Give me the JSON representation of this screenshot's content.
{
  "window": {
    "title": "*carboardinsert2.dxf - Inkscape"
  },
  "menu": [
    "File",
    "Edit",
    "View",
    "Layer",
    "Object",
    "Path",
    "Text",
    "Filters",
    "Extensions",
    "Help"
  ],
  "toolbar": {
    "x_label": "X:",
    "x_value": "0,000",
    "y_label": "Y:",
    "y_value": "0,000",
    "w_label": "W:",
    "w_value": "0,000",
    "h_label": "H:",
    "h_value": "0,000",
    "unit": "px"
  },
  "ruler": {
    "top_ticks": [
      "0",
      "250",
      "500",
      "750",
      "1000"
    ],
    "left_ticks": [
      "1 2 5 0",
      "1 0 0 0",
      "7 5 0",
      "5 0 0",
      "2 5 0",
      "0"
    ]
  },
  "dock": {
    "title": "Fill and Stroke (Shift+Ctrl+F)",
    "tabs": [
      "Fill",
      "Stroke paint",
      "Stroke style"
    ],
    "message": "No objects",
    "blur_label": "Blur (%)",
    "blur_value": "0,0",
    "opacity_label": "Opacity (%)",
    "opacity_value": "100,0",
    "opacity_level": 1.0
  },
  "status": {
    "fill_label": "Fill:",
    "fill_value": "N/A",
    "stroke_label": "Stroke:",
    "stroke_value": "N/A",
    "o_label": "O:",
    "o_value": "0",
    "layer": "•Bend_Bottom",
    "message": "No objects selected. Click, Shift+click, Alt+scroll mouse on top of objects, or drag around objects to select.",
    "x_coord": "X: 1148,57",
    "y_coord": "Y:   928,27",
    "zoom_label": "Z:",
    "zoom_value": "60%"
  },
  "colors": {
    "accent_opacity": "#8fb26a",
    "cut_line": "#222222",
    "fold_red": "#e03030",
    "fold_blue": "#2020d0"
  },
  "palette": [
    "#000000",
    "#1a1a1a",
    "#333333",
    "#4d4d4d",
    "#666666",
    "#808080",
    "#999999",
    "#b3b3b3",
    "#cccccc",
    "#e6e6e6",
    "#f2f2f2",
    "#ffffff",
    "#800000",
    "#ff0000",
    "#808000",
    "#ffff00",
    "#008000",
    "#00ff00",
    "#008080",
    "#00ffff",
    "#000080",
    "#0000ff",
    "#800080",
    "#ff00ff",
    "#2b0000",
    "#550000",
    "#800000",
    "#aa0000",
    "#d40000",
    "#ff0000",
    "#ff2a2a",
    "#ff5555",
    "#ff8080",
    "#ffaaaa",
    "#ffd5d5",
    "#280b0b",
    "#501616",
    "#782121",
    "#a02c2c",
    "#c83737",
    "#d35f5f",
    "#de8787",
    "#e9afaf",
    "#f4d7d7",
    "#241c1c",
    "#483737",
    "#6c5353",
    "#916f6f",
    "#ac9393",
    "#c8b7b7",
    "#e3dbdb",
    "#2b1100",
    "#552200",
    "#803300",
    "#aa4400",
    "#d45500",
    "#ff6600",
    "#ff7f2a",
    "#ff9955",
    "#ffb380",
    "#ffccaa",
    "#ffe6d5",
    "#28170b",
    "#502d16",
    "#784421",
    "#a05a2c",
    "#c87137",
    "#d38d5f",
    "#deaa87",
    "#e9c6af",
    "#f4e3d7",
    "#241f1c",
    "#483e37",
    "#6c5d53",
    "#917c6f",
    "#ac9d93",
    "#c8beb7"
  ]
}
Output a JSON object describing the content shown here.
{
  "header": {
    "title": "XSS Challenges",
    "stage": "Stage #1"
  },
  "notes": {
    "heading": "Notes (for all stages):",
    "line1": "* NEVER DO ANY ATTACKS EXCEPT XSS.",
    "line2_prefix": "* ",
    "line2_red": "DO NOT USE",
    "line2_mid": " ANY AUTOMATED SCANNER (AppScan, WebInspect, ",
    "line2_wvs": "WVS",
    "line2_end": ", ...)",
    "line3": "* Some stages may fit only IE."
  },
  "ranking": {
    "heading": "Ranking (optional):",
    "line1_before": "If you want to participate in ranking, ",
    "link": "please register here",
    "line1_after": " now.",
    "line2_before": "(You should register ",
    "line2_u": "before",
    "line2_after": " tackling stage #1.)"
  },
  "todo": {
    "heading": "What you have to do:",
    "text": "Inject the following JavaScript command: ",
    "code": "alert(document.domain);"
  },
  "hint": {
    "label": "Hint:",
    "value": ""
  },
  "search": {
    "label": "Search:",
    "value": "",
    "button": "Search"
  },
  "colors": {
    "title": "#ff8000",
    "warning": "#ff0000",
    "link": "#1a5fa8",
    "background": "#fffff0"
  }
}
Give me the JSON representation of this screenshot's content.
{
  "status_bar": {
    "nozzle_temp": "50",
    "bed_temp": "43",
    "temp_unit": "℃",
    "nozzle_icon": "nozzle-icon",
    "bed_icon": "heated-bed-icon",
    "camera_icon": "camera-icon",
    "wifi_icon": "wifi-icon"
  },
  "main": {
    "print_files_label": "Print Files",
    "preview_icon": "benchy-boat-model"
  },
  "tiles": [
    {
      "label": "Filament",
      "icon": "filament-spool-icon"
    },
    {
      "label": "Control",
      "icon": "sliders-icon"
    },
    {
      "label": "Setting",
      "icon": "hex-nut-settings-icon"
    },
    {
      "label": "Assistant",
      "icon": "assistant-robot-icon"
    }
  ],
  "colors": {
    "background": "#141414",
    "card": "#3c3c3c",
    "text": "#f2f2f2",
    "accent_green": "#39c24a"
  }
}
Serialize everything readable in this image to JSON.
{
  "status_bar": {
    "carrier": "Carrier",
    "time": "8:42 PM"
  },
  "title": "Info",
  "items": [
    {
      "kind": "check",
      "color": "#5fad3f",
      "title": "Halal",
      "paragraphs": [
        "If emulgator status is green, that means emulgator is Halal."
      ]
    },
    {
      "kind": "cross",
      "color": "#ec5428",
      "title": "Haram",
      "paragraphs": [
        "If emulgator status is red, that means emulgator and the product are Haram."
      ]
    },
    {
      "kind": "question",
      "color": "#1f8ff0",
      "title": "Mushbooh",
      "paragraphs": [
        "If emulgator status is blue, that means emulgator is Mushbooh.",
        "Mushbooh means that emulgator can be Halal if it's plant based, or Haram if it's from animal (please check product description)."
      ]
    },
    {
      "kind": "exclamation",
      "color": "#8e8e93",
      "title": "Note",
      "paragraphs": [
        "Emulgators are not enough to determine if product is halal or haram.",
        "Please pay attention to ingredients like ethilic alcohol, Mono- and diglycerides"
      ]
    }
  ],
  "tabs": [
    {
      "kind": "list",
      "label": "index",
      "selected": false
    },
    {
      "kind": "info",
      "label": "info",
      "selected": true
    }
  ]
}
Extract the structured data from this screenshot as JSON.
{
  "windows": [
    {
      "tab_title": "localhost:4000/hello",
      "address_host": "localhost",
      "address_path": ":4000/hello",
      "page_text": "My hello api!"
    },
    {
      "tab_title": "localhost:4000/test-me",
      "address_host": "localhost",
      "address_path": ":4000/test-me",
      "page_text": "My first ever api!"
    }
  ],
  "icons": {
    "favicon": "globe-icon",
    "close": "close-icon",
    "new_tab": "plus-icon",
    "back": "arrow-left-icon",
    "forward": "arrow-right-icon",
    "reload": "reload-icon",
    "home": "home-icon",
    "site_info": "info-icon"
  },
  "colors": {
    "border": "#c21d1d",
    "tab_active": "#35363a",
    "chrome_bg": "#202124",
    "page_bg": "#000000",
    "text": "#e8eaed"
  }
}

▶ _Task details_:
Pick out, from the lines above, every one that contains the string "here".

▶ _Task output_:
Output a JSON object describing the content shown here.
    "link": "please register here",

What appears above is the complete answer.